▶ [What you need to do] Give every line of the data again, unchanged, but with no pictures.

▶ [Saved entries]

-=-=-=-=-

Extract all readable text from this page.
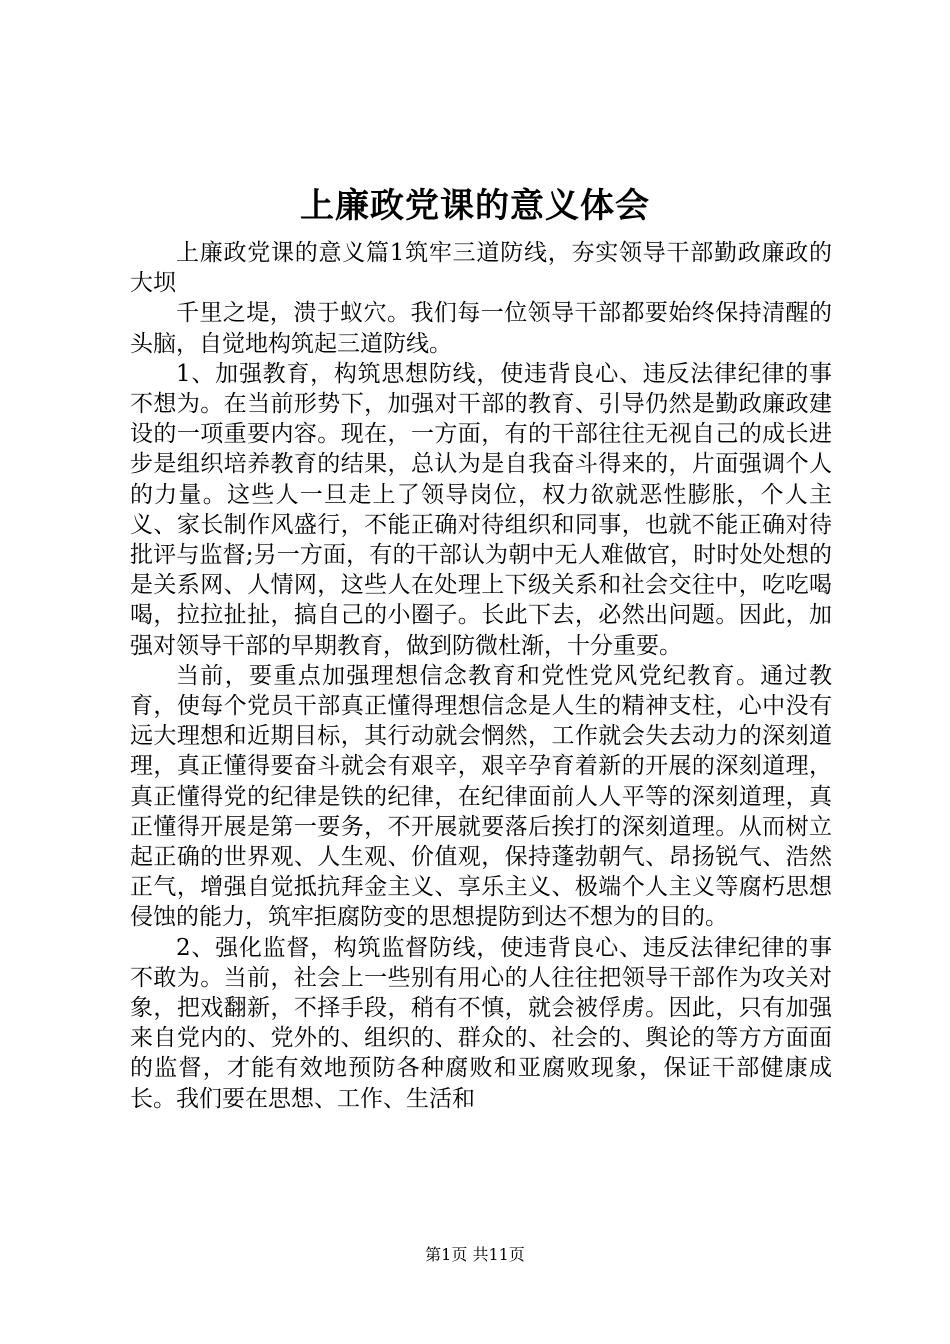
上廉政党课的意义体会

上廉政党课的意义篇1筑牢三道防线，夯实领导干部勤政廉政的大坝

千里之堤，溃于蚁穴。我们每一位领导干部都要始终保持清醒的头脑，自觉地构筑起三道防线。

1、加强教育，构筑思想防线，使违背良心、违反法律纪律的事不想为。在当前形势下，加强对干部的教育、引导仍然是勤政廉政建设的一项重要内容。现在，一方面，有的干部往往无视自己的成长进步是组织培养教育的结果，总认为是自我奋斗得来的，片面强调个人的力量。这些人一旦走上了领导岗位，权力欲就恶性膨胀，个人主义、家长制作风盛行，不能正确对待组织和同事，也就不能正确对待批评与监督;另一方面，有的干部认为朝中无人难做官，时时处处想的是关系网、人情网，这些人在处理上下级关系和社会交往中，吃吃喝喝，拉拉扯扯，搞自己的小圈子。长此下去，必然出问题。因此，加强对领导干部的早期教育，做到防微杜渐，十分重要。

当前，要重点加强理想信念教育和党性党风党纪教育。通过教育，使每个党员干部真正懂得理想信念是人生的精神支柱，心中没有远大理想和近期目标，其行动就会惘然，工作就会失去动力的深刻道理，真正懂得要奋斗就会有艰辛，艰辛孕育着新的开展的深刻道理，真正懂得党的纪律是铁的纪律，在纪律面前人人平等的深刻道理，真正懂得开展是第一要务，不开展就要落后挨打的深刻道理。从而树立起正确的世界观、人生观、价值观，保持蓬勃朝气、昂扬锐气、浩然正气，增强自觉抵抗拜金主义、享乐主义、极端个人主义等腐朽思想侵蚀的能力，筑牢拒腐防变的思想提防到达不想为的目的。

2、强化监督，构筑监督防线，使违背良心、违反法律纪律的事不敢为。当前，社会上一些别有用心的人往往把领导干部作为攻关对象，把戏翻新，不择手段，稍有不慎，就会被俘虏。因此，只有加强来自党内的、党外的、组织的、群众的、社会的、舆论的等方方面面的监督，才能有效地预防各种腐败和亚腐败现象，保证干部健康成长。我们要在思想、工作、生活和

第1页 共11页
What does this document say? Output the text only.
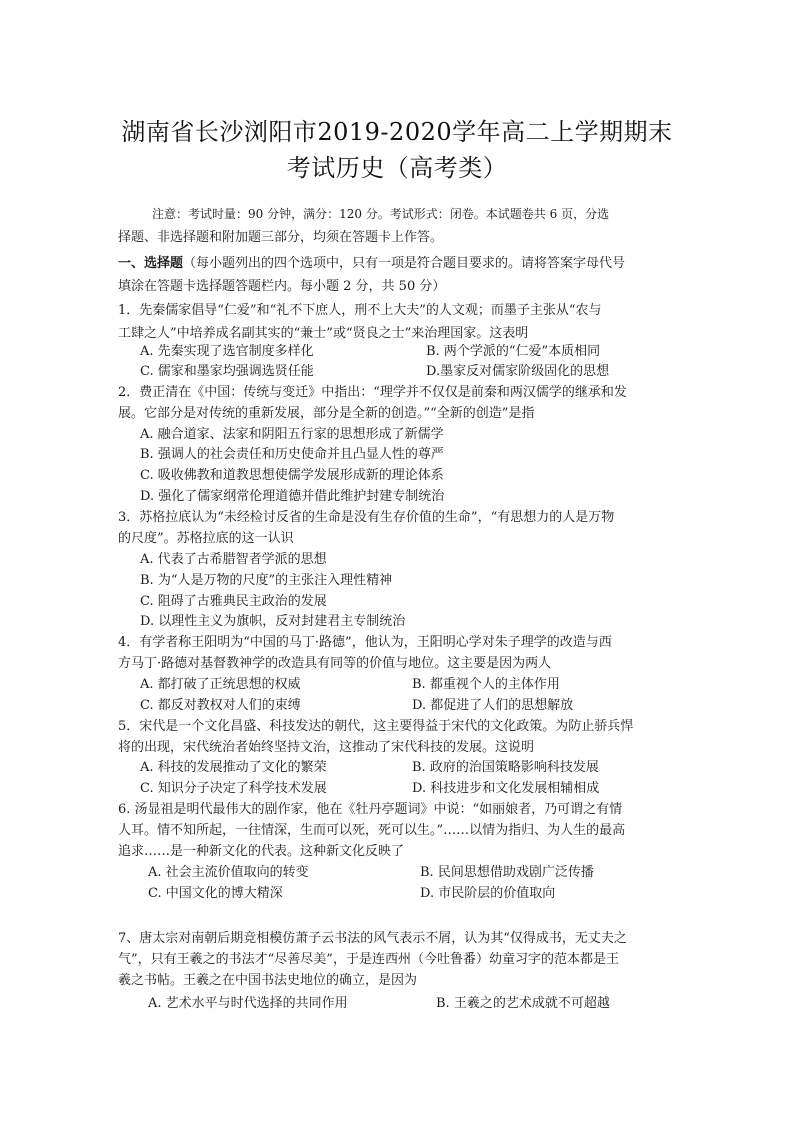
湖南省长沙浏阳市2019-2020学年高二上学期期末
考试历史（高考类）
注意：考试时量：90 分钟，满分：120 分。考试形式：闭卷。本试题卷共 6 页，分选
择题、非选择题和附加题三部分，均须在答题卡上作答。
一、选择题（每小题列出的四个选项中，只有一项是符合题目要求的。请将答案字母代号
填涂在答题卡选择题答题栏内。每小题 2 分，共 50 分）
1．先秦儒家倡导“仁爱”和“礼不下庶人，刑不上大夫”的人文观；而墨子主张从“农与
工肆之人”中培养成名副其实的“兼士”或“贤良之士”来治理国家。这表明
A. 先秦实现了选官制度多样化	B. 两个学派的“仁爱”本质相同
C. 儒家和墨家均强调选贤任能	D.墨家反对儒家阶级固化的思想
2．费正清在《中国：传统与变迁》中指出：“理学并不仅仅是前秦和两汉儒学的继承和发
展。它部分是对传统的重新发展，部分是全新的创造。”“全新的创造”是指
A. 融合道家、法家和阴阳五行家的思想形成了新儒学
B. 强调人的社会责任和历史使命并且凸显人性的尊严
C. 吸收佛教和道教思想使儒学发展形成新的理论体系
D. 强化了儒家纲常伦理道德并借此维护封建专制统治
3．苏格拉底认为“未经检讨反省的生命是没有生存价值的生命”，“有思想力的人是万物
的尺度”。苏格拉底的这一认识
A. 代表了古希腊智者学派的思想
B. 为“人是万物的尺度”的主张注入理性精神
C. 阻碍了古雅典民主政治的发展
D. 以理性主义为旗帜，反对封建君主专制统治
4．有学者称王阳明为“中国的马丁·路德”，他认为，王阳明心学对朱子理学的改造与西
方马丁·路德对基督教神学的改造具有同等的价值与地位。这主要是因为两人
A. 都打破了正统思想的权威	B. 都重视个人的主体作用
C. 都反对教权对人们的束缚	D. 都促进了人们的思想解放
5．宋代是一个文化昌盛、科技发达的朝代，这主要得益于宋代的文化政策。为防止骄兵悍
将的出现，宋代统治者始终坚持文治，这推动了宋代科技的发展。这说明
A. 科技的发展推动了文化的繁荣	B. 政府的治国策略影响科技发展
C. 知识分子决定了科学技术发展	D. 科技进步和文化发展相辅相成
6. 汤显祖是明代最伟大的剧作家，他在《牡丹亭题词》中说：“如丽娘者，乃可谓之有情
人耳。情不知所起，一往情深，生而可以死，死可以生。”……以情为指归、为人生的最高
追求……是一种新文化的代表。这种新文化反映了
A. 社会主流价值取向的转变	B. 民间思想借助戏剧广泛传播
C. 中国文化的博大精深	D. 市民阶层的价值取向
7、唐太宗对南朝后期竞相模仿萧子云书法的风气表示不屑，认为其“仅得成书，无丈夫之
气”，只有王羲之的书法才“尽善尽美”，于是连西州（今吐鲁番）幼童习字的范本都是王
羲之书帖。王羲之在中国书法史地位的确立，是因为
A. 艺术水平与时代选择的共同作用	B. 王羲之的艺术成就不可超越
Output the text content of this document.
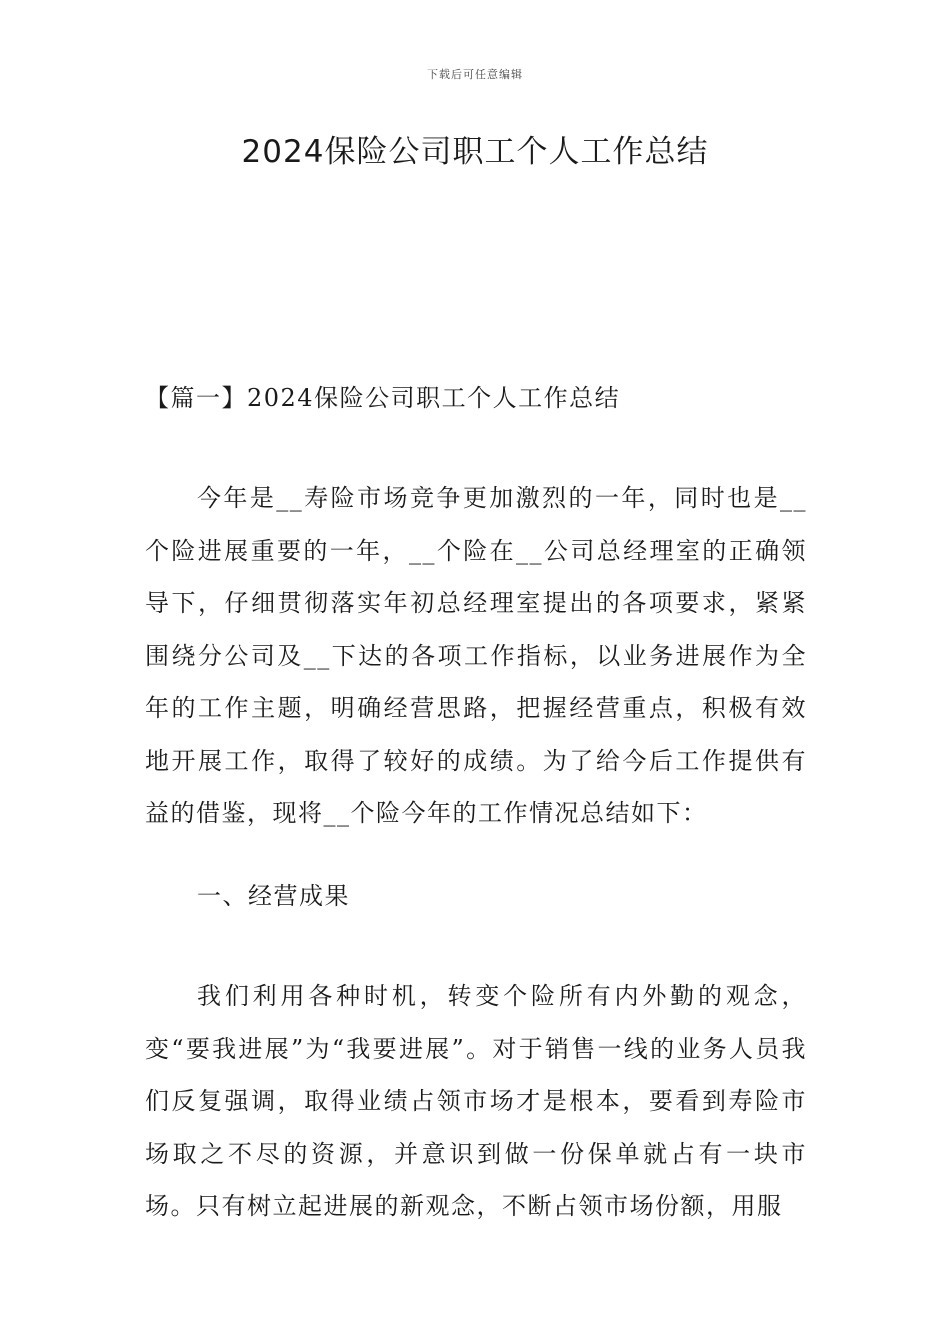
下载后可任意编辑
2024保险公司职工个人工作总结
【篇一】2024保险公司职工个人工作总结
今年是__寿险市场竞争更加激烈的一年，同时也是__个险进展重要的一年，__个险在__公司总经理室的正确领导下，仔细贯彻落实年初总经理室提出的各项要求，紧紧围绕分公司及__下达的各项工作指标，以业务进展作为全年的工作主题，明确经营思路，把握经营重点，积极有效地开展工作，取得了较好的成绩。为了给今后工作提供有益的借鉴，现将__个险今年的工作情况总结如下：
一、经营成果
我们利用各种时机，转变个险所有内外勤的观念，变“要我进展”为“我要进展”。对于销售一线的业务人员我们反复强调，取得业绩占领市场才是根本，要看到寿险市场取之不尽的资源，并意识到做一份保单就占有一块市场。只有树立起进展的新观念，不断占领市场份额，用服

-=-=-=-=-

▶ [Exercise result]
Extract all readable text from this page.
上廉政党课的意义体会

上廉政党课的意义篇1筑牢三道防线，夯实领导干部勤政廉政的大坝

千里之堤，溃于蚁穴。我们每一位领导干部都要始终保持清醒的头脑，自觉地构筑起三道防线。

1、加强教育，构筑思想防线，使违背良心、违反法律纪律的事不想为。在当前形势下，加强对干部的教育、引导仍然是勤政廉政建设的一项重要内容。现在，一方面，有的干部往往无视自己的成长进步是组织培养教育的结果，总认为是自我奋斗得来的，片面强调个人的力量。这些人一旦走上了领导岗位，权力欲就恶性膨胀，个人主义、家长制作风盛行，不能正确对待组织和同事，也就不能正确对待批评与监督;另一方面，有的干部认为朝中无人难做官，时时处处想的是关系网、人情网，这些人在处理上下级关系和社会交往中，吃吃喝喝，拉拉扯扯，搞自己的小圈子。长此下去，必然出问题。因此，加强对领导干部的早期教育，做到防微杜渐，十分重要。

当前，要重点加强理想信念教育和党性党风党纪教育。通过教育，使每个党员干部真正懂得理想信念是人生的精神支柱，心中没有远大理想和近期目标，其行动就会惘然，工作就会失去动力的深刻道理，真正懂得要奋斗就会有艰辛，艰辛孕育着新的开展的深刻道理，真正懂得党的纪律是铁的纪律，在纪律面前人人平等的深刻道理，真正懂得开展是第一要务，不开展就要落后挨打的深刻道理。从而树立起正确的世界观、人生观、价值观，保持蓬勃朝气、昂扬锐气、浩然正气，增强自觉抵抗拜金主义、享乐主义、极端个人主义等腐朽思想侵蚀的能力，筑牢拒腐防变的思想提防到达不想为的目的。

2、强化监督，构筑监督防线，使违背良心、违反法律纪律的事不敢为。当前，社会上一些别有用心的人往往把领导干部作为攻关对象，把戏翻新，不择手段，稍有不慎，就会被俘虏。因此，只有加强来自党内的、党外的、组织的、群众的、社会的、舆论的等方方面面的监督，才能有效地预防各种腐败和亚腐败现象，保证干部健康成长。我们要在思想、工作、生活和

第1页 共11页
What does this document say? Output the text only.
湖南省长沙浏阳市2019-2020学年高二上学期期末
考试历史（高考类）
注意：考试时量：90 分钟，满分：120 分。考试形式：闭卷。本试题卷共 6 页，分选
择题、非选择题和附加题三部分，均须在答题卡上作答。
一、选择题（每小题列出的四个选项中，只有一项是符合题目要求的。请将答案字母代号
填涂在答题卡选择题答题栏内。每小题 2 分，共 50 分）
1．先秦儒家倡导“仁爱”和“礼不下庶人，刑不上大夫”的人文观；而墨子主张从“农与
工肆之人”中培养成名副其实的“兼士”或“贤良之士”来治理国家。这表明
A. 先秦实现了选官制度多样化	B. 两个学派的“仁爱”本质相同
C. 儒家和墨家均强调选贤任能	D.墨家反对儒家阶级固化的思想
2．费正清在《中国：传统与变迁》中指出：“理学并不仅仅是前秦和两汉儒学的继承和发
展。它部分是对传统的重新发展，部分是全新的创造。”“全新的创造”是指
A. 融合道家、法家和阴阳五行家的思想形成了新儒学
B. 强调人的社会责任和历史使命并且凸显人性的尊严
C. 吸收佛教和道教思想使儒学发展形成新的理论体系
D. 强化了儒家纲常伦理道德并借此维护封建专制统治
3．苏格拉底认为“未经检讨反省的生命是没有生存价值的生命”，“有思想力的人是万物
的尺度”。苏格拉底的这一认识
A. 代表了古希腊智者学派的思想
B. 为“人是万物的尺度”的主张注入理性精神
C. 阻碍了古雅典民主政治的发展
D. 以理性主义为旗帜，反对封建君主专制统治
4．有学者称王阳明为“中国的马丁·路德”，他认为，王阳明心学对朱子理学的改造与西
方马丁·路德对基督教神学的改造具有同等的价值与地位。这主要是因为两人
A. 都打破了正统思想的权威	B. 都重视个人的主体作用
C. 都反对教权对人们的束缚	D. 都促进了人们的思想解放
5．宋代是一个文化昌盛、科技发达的朝代，这主要得益于宋代的文化政策。为防止骄兵悍
将的出现，宋代统治者始终坚持文治，这推动了宋代科技的发展。这说明
A. 科技的发展推动了文化的繁荣	B. 政府的治国策略影响科技发展
C. 知识分子决定了科学技术发展	D. 科技进步和文化发展相辅相成
6. 汤显祖是明代最伟大的剧作家，他在《牡丹亭题词》中说：“如丽娘者，乃可谓之有情
人耳。情不知所起，一往情深，生而可以死，死可以生。”……以情为指归、为人生的最高
追求……是一种新文化的代表。这种新文化反映了
A. 社会主流价值取向的转变	B. 民间思想借助戏剧广泛传播
C. 中国文化的博大精深	D. 市民阶层的价值取向
7、唐太宗对南朝后期竞相模仿萧子云书法的风气表示不屑，认为其“仅得成书，无丈夫之
气”，只有王羲之的书法才“尽善尽美”，于是连西州（今吐鲁番）幼童习字的范本都是王
羲之书帖。王羲之在中国书法史地位的确立，是因为
A. 艺术水平与时代选择的共同作用	B. 王羲之的艺术成就不可超越
Output the text content of this document.
下载后可任意编辑
2024保险公司职工个人工作总结
【篇一】2024保险公司职工个人工作总结
今年是__寿险市场竞争更加激烈的一年，同时也是__个险进展重要的一年，__个险在__公司总经理室的正确领导下，仔细贯彻落实年初总经理室提出的各项要求，紧紧围绕分公司及__下达的各项工作指标，以业务进展作为全年的工作主题，明确经营思路，把握经营重点，积极有效地开展工作，取得了较好的成绩。为了给今后工作提供有益的借鉴，现将__个险今年的工作情况总结如下：
一、经营成果
我们利用各种时机，转变个险所有内外勤的观念，变“要我进展”为“我要进展”。对于销售一线的业务人员我们反复强调，取得业绩占领市场才是根本，要看到寿险市场取之不尽的资源，并意识到做一份保单就占有一块市场。只有树立起进展的新观念，不断占领市场份额，用服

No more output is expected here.